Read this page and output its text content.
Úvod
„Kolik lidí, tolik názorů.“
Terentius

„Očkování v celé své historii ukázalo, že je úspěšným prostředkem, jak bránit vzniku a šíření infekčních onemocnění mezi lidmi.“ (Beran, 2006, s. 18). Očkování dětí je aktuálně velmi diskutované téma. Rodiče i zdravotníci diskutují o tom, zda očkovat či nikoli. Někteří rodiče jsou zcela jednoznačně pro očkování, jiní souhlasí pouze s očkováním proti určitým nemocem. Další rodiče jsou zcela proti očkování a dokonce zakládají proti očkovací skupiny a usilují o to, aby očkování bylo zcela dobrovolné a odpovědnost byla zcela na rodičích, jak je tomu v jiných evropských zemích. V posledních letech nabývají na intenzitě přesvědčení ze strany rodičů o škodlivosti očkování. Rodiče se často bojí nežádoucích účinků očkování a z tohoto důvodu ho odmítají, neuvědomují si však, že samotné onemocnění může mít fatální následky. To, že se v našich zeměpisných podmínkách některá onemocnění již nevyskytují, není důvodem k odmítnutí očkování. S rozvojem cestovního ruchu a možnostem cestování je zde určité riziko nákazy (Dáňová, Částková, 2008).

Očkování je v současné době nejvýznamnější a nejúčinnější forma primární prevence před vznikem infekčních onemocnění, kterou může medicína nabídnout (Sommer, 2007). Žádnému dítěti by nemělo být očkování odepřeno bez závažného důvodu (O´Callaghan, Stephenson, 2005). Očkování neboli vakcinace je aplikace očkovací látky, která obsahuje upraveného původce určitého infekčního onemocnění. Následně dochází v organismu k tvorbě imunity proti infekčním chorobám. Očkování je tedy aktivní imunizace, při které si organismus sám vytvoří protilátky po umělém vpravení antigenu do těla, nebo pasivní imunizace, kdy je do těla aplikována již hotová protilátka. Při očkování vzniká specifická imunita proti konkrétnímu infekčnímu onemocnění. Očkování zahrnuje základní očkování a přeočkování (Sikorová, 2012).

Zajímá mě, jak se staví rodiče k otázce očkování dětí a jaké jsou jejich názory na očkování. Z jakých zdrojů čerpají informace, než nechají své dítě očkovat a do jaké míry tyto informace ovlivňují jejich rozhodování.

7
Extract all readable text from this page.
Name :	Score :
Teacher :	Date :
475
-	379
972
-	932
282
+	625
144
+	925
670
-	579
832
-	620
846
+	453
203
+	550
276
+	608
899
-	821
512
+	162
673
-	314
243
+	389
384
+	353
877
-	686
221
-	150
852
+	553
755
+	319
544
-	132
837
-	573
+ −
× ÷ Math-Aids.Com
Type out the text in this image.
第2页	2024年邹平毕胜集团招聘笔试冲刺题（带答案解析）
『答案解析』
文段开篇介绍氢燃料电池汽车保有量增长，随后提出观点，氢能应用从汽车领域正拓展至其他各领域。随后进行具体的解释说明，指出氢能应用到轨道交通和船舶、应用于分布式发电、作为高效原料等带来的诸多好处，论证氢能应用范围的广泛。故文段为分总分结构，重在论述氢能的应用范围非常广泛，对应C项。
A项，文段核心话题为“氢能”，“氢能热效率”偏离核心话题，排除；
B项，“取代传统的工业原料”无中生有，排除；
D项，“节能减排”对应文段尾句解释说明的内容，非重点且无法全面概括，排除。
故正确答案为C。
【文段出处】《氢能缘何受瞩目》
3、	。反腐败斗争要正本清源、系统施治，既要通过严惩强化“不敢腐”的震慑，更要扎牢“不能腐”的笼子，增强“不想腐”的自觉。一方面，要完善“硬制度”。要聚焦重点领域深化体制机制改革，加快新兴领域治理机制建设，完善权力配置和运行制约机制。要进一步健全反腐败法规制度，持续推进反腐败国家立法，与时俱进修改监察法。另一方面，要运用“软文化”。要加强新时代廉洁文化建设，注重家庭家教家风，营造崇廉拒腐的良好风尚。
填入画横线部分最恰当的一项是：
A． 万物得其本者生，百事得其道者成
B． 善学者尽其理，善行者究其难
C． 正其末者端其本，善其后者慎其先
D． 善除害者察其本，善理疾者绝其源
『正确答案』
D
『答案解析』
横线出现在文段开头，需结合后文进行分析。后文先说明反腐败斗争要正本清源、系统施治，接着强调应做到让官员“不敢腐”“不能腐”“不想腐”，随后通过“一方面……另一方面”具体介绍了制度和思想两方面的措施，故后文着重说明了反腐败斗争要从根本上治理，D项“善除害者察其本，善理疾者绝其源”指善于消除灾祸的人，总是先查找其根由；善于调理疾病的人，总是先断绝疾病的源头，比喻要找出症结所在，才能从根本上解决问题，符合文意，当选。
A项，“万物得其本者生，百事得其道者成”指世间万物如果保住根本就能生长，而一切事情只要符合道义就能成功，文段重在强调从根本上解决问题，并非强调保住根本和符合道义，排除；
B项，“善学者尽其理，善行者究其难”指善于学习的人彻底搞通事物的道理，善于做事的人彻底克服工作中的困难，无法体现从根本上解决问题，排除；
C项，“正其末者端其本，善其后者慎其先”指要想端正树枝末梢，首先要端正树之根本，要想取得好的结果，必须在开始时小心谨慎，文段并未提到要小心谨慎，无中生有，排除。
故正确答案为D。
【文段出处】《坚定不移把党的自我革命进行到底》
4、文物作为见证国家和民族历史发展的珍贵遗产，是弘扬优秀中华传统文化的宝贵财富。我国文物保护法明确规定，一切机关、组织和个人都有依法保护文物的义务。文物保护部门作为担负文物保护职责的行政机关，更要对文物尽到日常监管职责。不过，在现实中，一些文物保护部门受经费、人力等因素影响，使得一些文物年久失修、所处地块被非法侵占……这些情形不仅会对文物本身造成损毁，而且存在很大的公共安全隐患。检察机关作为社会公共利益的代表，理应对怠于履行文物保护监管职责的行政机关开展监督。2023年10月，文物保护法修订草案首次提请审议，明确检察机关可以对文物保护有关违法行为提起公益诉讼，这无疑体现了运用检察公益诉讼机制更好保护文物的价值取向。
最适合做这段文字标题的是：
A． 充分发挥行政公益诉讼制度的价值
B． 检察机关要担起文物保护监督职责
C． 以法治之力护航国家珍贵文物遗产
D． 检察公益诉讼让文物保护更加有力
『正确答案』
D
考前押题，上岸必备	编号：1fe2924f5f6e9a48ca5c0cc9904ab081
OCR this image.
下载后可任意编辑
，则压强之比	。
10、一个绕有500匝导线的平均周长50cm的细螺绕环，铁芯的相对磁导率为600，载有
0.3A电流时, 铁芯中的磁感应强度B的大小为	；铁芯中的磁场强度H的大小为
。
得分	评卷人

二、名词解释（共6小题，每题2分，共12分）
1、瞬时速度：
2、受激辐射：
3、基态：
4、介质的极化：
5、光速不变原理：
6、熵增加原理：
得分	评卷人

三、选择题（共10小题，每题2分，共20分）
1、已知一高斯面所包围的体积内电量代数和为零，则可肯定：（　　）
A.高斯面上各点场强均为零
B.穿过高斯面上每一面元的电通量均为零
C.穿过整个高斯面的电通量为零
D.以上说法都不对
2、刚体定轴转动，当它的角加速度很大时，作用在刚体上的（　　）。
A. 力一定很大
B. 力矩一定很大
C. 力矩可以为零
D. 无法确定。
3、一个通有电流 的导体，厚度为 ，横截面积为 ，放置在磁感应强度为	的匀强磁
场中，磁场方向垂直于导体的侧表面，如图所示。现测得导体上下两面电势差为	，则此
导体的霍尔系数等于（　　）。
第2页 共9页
^^^^^^^^^^^^^^^^
Go back to the listing above and please repeat it exactly.

Read this page and output its text content.
Úvod
„Kolik lidí, tolik názorů.“
Terentius

„Očkování v celé své historii ukázalo, že je úspěšným prostředkem, jak bránit vzniku a šíření infekčních onemocnění mezi lidmi.“ (Beran, 2006, s. 18). Očkování dětí je aktuálně velmi diskutované téma. Rodiče i zdravotníci diskutují o tom, zda očkovat či nikoli. Někteří rodiče jsou zcela jednoznačně pro očkování, jiní souhlasí pouze s očkováním proti určitým nemocem. Další rodiče jsou zcela proti očkování a dokonce zakládají proti očkovací skupiny a usilují o to, aby očkování bylo zcela dobrovolné a odpovědnost byla zcela na rodičích, jak je tomu v jiných evropských zemích. V posledních letech nabývají na intenzitě přesvědčení ze strany rodičů o škodlivosti očkování. Rodiče se často bojí nežádoucích účinků očkování a z tohoto důvodu ho odmítají, neuvědomují si však, že samotné onemocnění může mít fatální následky. To, že se v našich zeměpisných podmínkách některá onemocnění již nevyskytují, není důvodem k odmítnutí očkování. S rozvojem cestovního ruchu a možnostem cestování je zde určité riziko nákazy (Dáňová, Částková, 2008).

Očkování je v současné době nejvýznamnější a nejúčinnější forma primární prevence před vznikem infekčních onemocnění, kterou může medicína nabídnout (Sommer, 2007). Žádnému dítěti by nemělo být očkování odepřeno bez závažného důvodu (O´Callaghan, Stephenson, 2005). Očkování neboli vakcinace je aplikace očkovací látky, která obsahuje upraveného původce určitého infekčního onemocnění. Následně dochází v organismu k tvorbě imunity proti infekčním chorobám. Očkování je tedy aktivní imunizace, při které si organismus sám vytvoří protilátky po umělém vpravení antigenu do těla, nebo pasivní imunizace, kdy je do těla aplikována již hotová protilátka. Při očkování vzniká specifická imunita proti konkrétnímu infekčnímu onemocnění. Očkování zahrnuje základní očkování a přeočkování (Sikorová, 2012).

Zajímá mě, jak se staví rodiče k otázce očkování dětí a jaké jsou jejich názory na očkování. Z jakých zdrojů čerpají informace, než nechají své dítě očkovat a do jaké míry tyto informace ovlivňují jejich rozhodování.

7
Extract all readable text from this page.
Name :	Score :
Teacher :	Date :
475
-	379
972
-	932
282
+	625
144
+	925
670
-	579
832
-	620
846
+	453
203
+	550
276
+	608
899
-	821
512
+	162
673
-	314
243
+	389
384
+	353
877
-	686
221
-	150
852
+	553
755
+	319
544
-	132
837
-	573
+ −
× ÷ Math-Aids.Com
Type out the text in this image.
第2页	2024年邹平毕胜集团招聘笔试冲刺题（带答案解析）
『答案解析』
文段开篇介绍氢燃料电池汽车保有量增长，随后提出观点，氢能应用从汽车领域正拓展至其他各领域。随后进行具体的解释说明，指出氢能应用到轨道交通和船舶、应用于分布式发电、作为高效原料等带来的诸多好处，论证氢能应用范围的广泛。故文段为分总分结构，重在论述氢能的应用范围非常广泛，对应C项。
A项，文段核心话题为“氢能”，“氢能热效率”偏离核心话题，排除；
B项，“取代传统的工业原料”无中生有，排除；
D项，“节能减排”对应文段尾句解释说明的内容，非重点且无法全面概括，排除。
故正确答案为C。
【文段出处】《氢能缘何受瞩目》
3、	。反腐败斗争要正本清源、系统施治，既要通过严惩强化“不敢腐”的震慑，更要扎牢“不能腐”的笼子，增强“不想腐”的自觉。一方面，要完善“硬制度”。要聚焦重点领域深化体制机制改革，加快新兴领域治理机制建设，完善权力配置和运行制约机制。要进一步健全反腐败法规制度，持续推进反腐败国家立法，与时俱进修改监察法。另一方面，要运用“软文化”。要加强新时代廉洁文化建设，注重家庭家教家风，营造崇廉拒腐的良好风尚。
填入画横线部分最恰当的一项是：
A． 万物得其本者生，百事得其道者成
B． 善学者尽其理，善行者究其难
C． 正其末者端其本，善其后者慎其先
D． 善除害者察其本，善理疾者绝其源
『正确答案』
D
『答案解析』
横线出现在文段开头，需结合后文进行分析。后文先说明反腐败斗争要正本清源、系统施治，接着强调应做到让官员“不敢腐”“不能腐”“不想腐”，随后通过“一方面……另一方面”具体介绍了制度和思想两方面的措施，故后文着重说明了反腐败斗争要从根本上治理，D项“善除害者察其本，善理疾者绝其源”指善于消除灾祸的人，总是先查找其根由；善于调理疾病的人，总是先断绝疾病的源头，比喻要找出症结所在，才能从根本上解决问题，符合文意，当选。
A项，“万物得其本者生，百事得其道者成”指世间万物如果保住根本就能生长，而一切事情只要符合道义就能成功，文段重在强调从根本上解决问题，并非强调保住根本和符合道义，排除；
B项，“善学者尽其理，善行者究其难”指善于学习的人彻底搞通事物的道理，善于做事的人彻底克服工作中的困难，无法体现从根本上解决问题，排除；
C项，“正其末者端其本，善其后者慎其先”指要想端正树枝末梢，首先要端正树之根本，要想取得好的结果，必须在开始时小心谨慎，文段并未提到要小心谨慎，无中生有，排除。
故正确答案为D。
【文段出处】《坚定不移把党的自我革命进行到底》
4、文物作为见证国家和民族历史发展的珍贵遗产，是弘扬优秀中华传统文化的宝贵财富。我国文物保护法明确规定，一切机关、组织和个人都有依法保护文物的义务。文物保护部门作为担负文物保护职责的行政机关，更要对文物尽到日常监管职责。不过，在现实中，一些文物保护部门受经费、人力等因素影响，使得一些文物年久失修、所处地块被非法侵占……这些情形不仅会对文物本身造成损毁，而且存在很大的公共安全隐患。检察机关作为社会公共利益的代表，理应对怠于履行文物保护监管职责的行政机关开展监督。2023年10月，文物保护法修订草案首次提请审议，明确检察机关可以对文物保护有关违法行为提起公益诉讼，这无疑体现了运用检察公益诉讼机制更好保护文物的价值取向。
最适合做这段文字标题的是：
A． 充分发挥行政公益诉讼制度的价值
B． 检察机关要担起文物保护监督职责
C． 以法治之力护航国家珍贵文物遗产
D． 检察公益诉讼让文物保护更加有力
『正确答案』
D
考前押题，上岸必备	编号：1fe2924f5f6e9a48ca5c0cc9904ab081
OCR this image.
下载后可任意编辑
，则压强之比	。
10、一个绕有500匝导线的平均周长50cm的细螺绕环，铁芯的相对磁导率为600，载有
0.3A电流时, 铁芯中的磁感应强度B的大小为	；铁芯中的磁场强度H的大小为
。
得分	评卷人

二、名词解释（共6小题，每题2分，共12分）
1、瞬时速度：
2、受激辐射：
3、基态：
4、介质的极化：
5、光速不变原理：
6、熵增加原理：
得分	评卷人

三、选择题（共10小题，每题2分，共20分）
1、已知一高斯面所包围的体积内电量代数和为零，则可肯定：（　　）
A.高斯面上各点场强均为零
B.穿过高斯面上每一面元的电通量均为零
C.穿过整个高斯面的电通量为零
D.以上说法都不对
2、刚体定轴转动，当它的角加速度很大时，作用在刚体上的（　　）。
A. 力一定很大
B. 力矩一定很大
C. 力矩可以为零
D. 无法确定。
3、一个通有电流 的导体，厚度为 ，横截面积为 ，放置在磁感应强度为	的匀强磁
场中，磁场方向垂直于导体的侧表面，如图所示。现测得导体上下两面电势差为	，则此
导体的霍尔系数等于（　　）。
第2页 共9页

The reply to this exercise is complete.